• **What is needed**:
Here are some records; quote them exactly, leaving out the pictures.

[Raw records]
((
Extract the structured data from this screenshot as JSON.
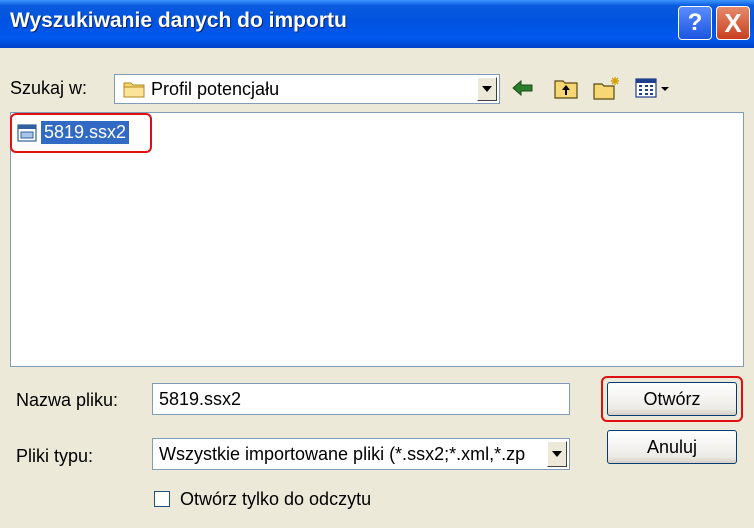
{
  "window": {
    "title": "Wyszukiwanie danych do importu",
    "help_label": "?",
    "close_label": "X"
  },
  "lookin": {
    "label": "Szukaj w:",
    "value": "Profil potencjału"
  },
  "toolbar": {
    "back_icon": "back-arrow-icon",
    "up_icon": "up-folder-icon",
    "newfolder_icon": "new-folder-icon",
    "views_icon": "views-menu-icon"
  },
  "files": [
    {
      "name": "5819.ssx2",
      "selected": true
    }
  ],
  "filename": {
    "label": "Nazwa pliku:",
    "value": "5819.ssx2"
  },
  "filetype": {
    "label": "Pliki typu:",
    "value": "Wszystkie importowane pliki (*.ssx2;*.xml,*.zp"
  },
  "buttons": {
    "open": "Otwórz",
    "cancel": "Anuluj"
  },
  "readonly": {
    "label": "Otwórz tylko do odczytu",
    "checked": false
  },
  "colors": {
    "titlebar": "#0053e0",
    "highlight": "#316ac5",
    "annotation_red": "#e01010"
  }
}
))
• **Exercise result**:
Extract the structured data from this screenshot as JSON.
{
  "window": {
    "title": "Wyszukiwanie danych do importu",
    "help_label": "?",
    "close_label": "X"
  },
  "lookin": {
    "label": "Szukaj w:",
    "value": "Profil potencjału"
  },
  "toolbar": {
    "back_icon": "back-arrow-icon",
    "up_icon": "up-folder-icon",
    "newfolder_icon": "new-folder-icon",
    "views_icon": "views-menu-icon"
  },
  "files": [
    {
      "name": "5819.ssx2",
      "selected": true
    }
  ],
  "filename": {
    "label": "Nazwa pliku:",
    "value": "5819.ssx2"
  },
  "filetype": {
    "label": "Pliki typu:",
    "value": "Wszystkie importowane pliki (*.ssx2;*.xml,*.zp"
  },
  "buttons": {
    "open": "Otwórz",
    "cancel": "Anuluj"
  },
  "readonly": {
    "label": "Otwórz tylko do odczytu",
    "checked": false
  },
  "colors": {
    "titlebar": "#0053e0",
    "highlight": "#316ac5",
    "annotation_red": "#e01010"
  }
}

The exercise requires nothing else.